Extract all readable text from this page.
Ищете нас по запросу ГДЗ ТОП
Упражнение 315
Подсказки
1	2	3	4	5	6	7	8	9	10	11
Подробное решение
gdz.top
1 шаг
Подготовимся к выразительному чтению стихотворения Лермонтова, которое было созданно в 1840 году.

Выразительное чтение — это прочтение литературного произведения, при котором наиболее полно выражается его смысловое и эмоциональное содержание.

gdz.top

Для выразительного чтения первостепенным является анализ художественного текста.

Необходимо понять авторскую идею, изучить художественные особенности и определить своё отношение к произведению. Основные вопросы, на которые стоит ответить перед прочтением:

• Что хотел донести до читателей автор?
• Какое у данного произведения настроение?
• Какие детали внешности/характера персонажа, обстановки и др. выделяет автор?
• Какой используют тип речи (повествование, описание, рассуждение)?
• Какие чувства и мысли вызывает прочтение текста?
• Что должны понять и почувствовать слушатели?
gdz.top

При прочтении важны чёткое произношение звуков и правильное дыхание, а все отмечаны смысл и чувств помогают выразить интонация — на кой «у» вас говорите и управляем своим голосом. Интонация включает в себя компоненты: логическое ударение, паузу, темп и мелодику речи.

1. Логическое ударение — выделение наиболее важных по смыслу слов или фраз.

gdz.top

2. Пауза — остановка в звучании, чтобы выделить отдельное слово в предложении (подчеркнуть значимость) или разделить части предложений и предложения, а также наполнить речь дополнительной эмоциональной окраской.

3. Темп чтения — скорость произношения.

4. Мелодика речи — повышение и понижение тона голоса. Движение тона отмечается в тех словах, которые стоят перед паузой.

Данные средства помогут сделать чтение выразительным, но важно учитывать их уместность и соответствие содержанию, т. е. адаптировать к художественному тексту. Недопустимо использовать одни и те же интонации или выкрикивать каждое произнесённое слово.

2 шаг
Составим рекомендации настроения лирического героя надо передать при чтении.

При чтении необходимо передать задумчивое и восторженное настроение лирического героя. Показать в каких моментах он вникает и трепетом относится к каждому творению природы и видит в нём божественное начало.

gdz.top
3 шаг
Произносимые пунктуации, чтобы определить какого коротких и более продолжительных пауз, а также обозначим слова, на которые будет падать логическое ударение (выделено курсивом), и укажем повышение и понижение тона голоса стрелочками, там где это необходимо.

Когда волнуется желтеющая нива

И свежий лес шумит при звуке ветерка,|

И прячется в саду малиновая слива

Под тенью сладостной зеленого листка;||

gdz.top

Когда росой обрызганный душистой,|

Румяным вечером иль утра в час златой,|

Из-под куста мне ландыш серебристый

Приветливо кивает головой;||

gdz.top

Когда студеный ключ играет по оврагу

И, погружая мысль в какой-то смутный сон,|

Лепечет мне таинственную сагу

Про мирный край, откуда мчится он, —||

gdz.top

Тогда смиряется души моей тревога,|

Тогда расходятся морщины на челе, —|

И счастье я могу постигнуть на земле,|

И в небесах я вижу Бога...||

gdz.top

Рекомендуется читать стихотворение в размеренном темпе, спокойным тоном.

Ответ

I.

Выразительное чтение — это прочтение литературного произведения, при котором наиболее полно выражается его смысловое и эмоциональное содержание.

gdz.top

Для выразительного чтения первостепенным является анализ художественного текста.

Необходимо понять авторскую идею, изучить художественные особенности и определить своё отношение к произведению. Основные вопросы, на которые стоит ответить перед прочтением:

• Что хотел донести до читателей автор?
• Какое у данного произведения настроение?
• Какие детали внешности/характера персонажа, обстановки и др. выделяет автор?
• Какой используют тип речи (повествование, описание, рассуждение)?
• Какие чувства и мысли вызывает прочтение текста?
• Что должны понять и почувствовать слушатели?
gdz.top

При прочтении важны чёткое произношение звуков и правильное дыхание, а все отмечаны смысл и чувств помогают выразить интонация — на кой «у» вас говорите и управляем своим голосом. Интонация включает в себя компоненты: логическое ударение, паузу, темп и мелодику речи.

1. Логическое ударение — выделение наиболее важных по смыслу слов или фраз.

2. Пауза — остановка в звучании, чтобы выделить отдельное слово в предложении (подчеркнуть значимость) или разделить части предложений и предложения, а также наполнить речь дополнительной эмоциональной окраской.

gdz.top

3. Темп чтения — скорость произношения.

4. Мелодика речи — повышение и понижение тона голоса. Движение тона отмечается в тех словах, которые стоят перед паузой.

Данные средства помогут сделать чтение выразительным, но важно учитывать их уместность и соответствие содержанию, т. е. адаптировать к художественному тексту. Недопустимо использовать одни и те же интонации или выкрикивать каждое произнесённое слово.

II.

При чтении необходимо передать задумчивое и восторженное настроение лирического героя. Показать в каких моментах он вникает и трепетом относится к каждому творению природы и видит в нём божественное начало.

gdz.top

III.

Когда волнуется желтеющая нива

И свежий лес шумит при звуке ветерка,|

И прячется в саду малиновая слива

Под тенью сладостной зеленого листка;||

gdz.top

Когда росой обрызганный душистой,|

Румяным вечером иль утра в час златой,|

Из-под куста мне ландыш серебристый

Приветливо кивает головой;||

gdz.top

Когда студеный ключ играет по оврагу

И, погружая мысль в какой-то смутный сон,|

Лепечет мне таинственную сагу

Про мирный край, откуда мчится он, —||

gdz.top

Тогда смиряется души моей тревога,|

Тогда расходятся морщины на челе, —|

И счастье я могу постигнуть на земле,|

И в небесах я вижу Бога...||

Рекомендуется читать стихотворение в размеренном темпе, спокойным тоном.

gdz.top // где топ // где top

++++++

EXERCISE TASK
Quote all the records exactly, please, leaving none out.

THE SOLUTION
Extract all readable text from this page.
Ищете нас по запросу ГДЗ ТОП
Упражнение 315
Подсказки
1	2	3	4	5	6	7	8	9	10	11
Подробное решение
gdz.top
1 шаг
Подготовимся к выразительному чтению стихотворения Лермонтова, которое было созданно в 1840 году.

Выразительное чтение — это прочтение литературного произведения, при котором наиболее полно выражается его смысловое и эмоциональное содержание.

gdz.top

Для выразительного чтения первостепенным является анализ художественного текста.

Необходимо понять авторскую идею, изучить художественные особенности и определить своё отношение к произведению. Основные вопросы, на которые стоит ответить перед прочтением:

• Что хотел донести до читателей автор?
• Какое у данного произведения настроение?
• Какие детали внешности/характера персонажа, обстановки и др. выделяет автор?
• Какой используют тип речи (повествование, описание, рассуждение)?
• Какие чувства и мысли вызывает прочтение текста?
• Что должны понять и почувствовать слушатели?
gdz.top

При прочтении важны чёткое произношение звуков и правильное дыхание, а все отмечаны смысл и чувств помогают выразить интонация — на кой «у» вас говорите и управляем своим голосом. Интонация включает в себя компоненты: логическое ударение, паузу, темп и мелодику речи.

1. Логическое ударение — выделение наиболее важных по смыслу слов или фраз.

gdz.top

2. Пауза — остановка в звучании, чтобы выделить отдельное слово в предложении (подчеркнуть значимость) или разделить части предложений и предложения, а также наполнить речь дополнительной эмоциональной окраской.

3. Темп чтения — скорость произношения.

4. Мелодика речи — повышение и понижение тона голоса. Движение тона отмечается в тех словах, которые стоят перед паузой.

Данные средства помогут сделать чтение выразительным, но важно учитывать их уместность и соответствие содержанию, т. е. адаптировать к художественному тексту. Недопустимо использовать одни и те же интонации или выкрикивать каждое произнесённое слово.

2 шаг
Составим рекомендации настроения лирического героя надо передать при чтении.

При чтении необходимо передать задумчивое и восторженное настроение лирического героя. Показать в каких моментах он вникает и трепетом относится к каждому творению природы и видит в нём божественное начало.

gdz.top
3 шаг
Произносимые пунктуации, чтобы определить какого коротких и более продолжительных пауз, а также обозначим слова, на которые будет падать логическое ударение (выделено курсивом), и укажем повышение и понижение тона голоса стрелочками, там где это необходимо.

Когда волнуется желтеющая нива

И свежий лес шумит при звуке ветерка,|

И прячется в саду малиновая слива

Под тенью сладостной зеленого листка;||

gdz.top

Когда росой обрызганный душистой,|

Румяным вечером иль утра в час златой,|

Из-под куста мне ландыш серебристый

Приветливо кивает головой;||

gdz.top

Когда студеный ключ играет по оврагу

И, погружая мысль в какой-то смутный сон,|

Лепечет мне таинственную сагу

Про мирный край, откуда мчится он, —||

gdz.top

Тогда смиряется души моей тревога,|

Тогда расходятся морщины на челе, —|

И счастье я могу постигнуть на земле,|

И в небесах я вижу Бога...||

gdz.top

Рекомендуется читать стихотворение в размеренном темпе, спокойным тоном.

Ответ

I.

Выразительное чтение — это прочтение литературного произведения, при котором наиболее полно выражается его смысловое и эмоциональное содержание.

gdz.top

Для выразительного чтения первостепенным является анализ художественного текста.

Необходимо понять авторскую идею, изучить художественные особенности и определить своё отношение к произведению. Основные вопросы, на которые стоит ответить перед прочтением:

• Что хотел донести до читателей автор?
• Какое у данного произведения настроение?
• Какие детали внешности/характера персонажа, обстановки и др. выделяет автор?
• Какой используют тип речи (повествование, описание, рассуждение)?
• Какие чувства и мысли вызывает прочтение текста?
• Что должны понять и почувствовать слушатели?
gdz.top

При прочтении важны чёткое произношение звуков и правильное дыхание, а все отмечаны смысл и чувств помогают выразить интонация — на кой «у» вас говорите и управляем своим голосом. Интонация включает в себя компоненты: логическое ударение, паузу, темп и мелодику речи.

1. Логическое ударение — выделение наиболее важных по смыслу слов или фраз.

2. Пауза — остановка в звучании, чтобы выделить отдельное слово в предложении (подчеркнуть значимость) или разделить части предложений и предложения, а также наполнить речь дополнительной эмоциональной окраской.

gdz.top

3. Темп чтения — скорость произношения.

4. Мелодика речи — повышение и понижение тона голоса. Движение тона отмечается в тех словах, которые стоят перед паузой.

Данные средства помогут сделать чтение выразительным, но важно учитывать их уместность и соответствие содержанию, т. е. адаптировать к художественному тексту. Недопустимо использовать одни и те же интонации или выкрикивать каждое произнесённое слово.

II.

При чтении необходимо передать задумчивое и восторженное настроение лирического героя. Показать в каких моментах он вникает и трепетом относится к каждому творению природы и видит в нём божественное начало.

gdz.top

III.

Когда волнуется желтеющая нива

И свежий лес шумит при звуке ветерка,|

И прячется в саду малиновая слива

Под тенью сладостной зеленого листка;||

gdz.top

Когда росой обрызганный душистой,|

Румяным вечером иль утра в час златой,|

Из-под куста мне ландыш серебристый

Приветливо кивает головой;||

gdz.top

Когда студеный ключ играет по оврагу

И, погружая мысль в какой-то смутный сон,|

Лепечет мне таинственную сагу

Про мирный край, откуда мчится он, —||

gdz.top

Тогда смиряется души моей тревога,|

Тогда расходятся морщины на челе, —|

И счастье я могу постигнуть на земле,|

И в небесах я вижу Бога...||

Рекомендуется читать стихотворение в размеренном темпе, спокойным тоном.

gdz.top // где топ // где top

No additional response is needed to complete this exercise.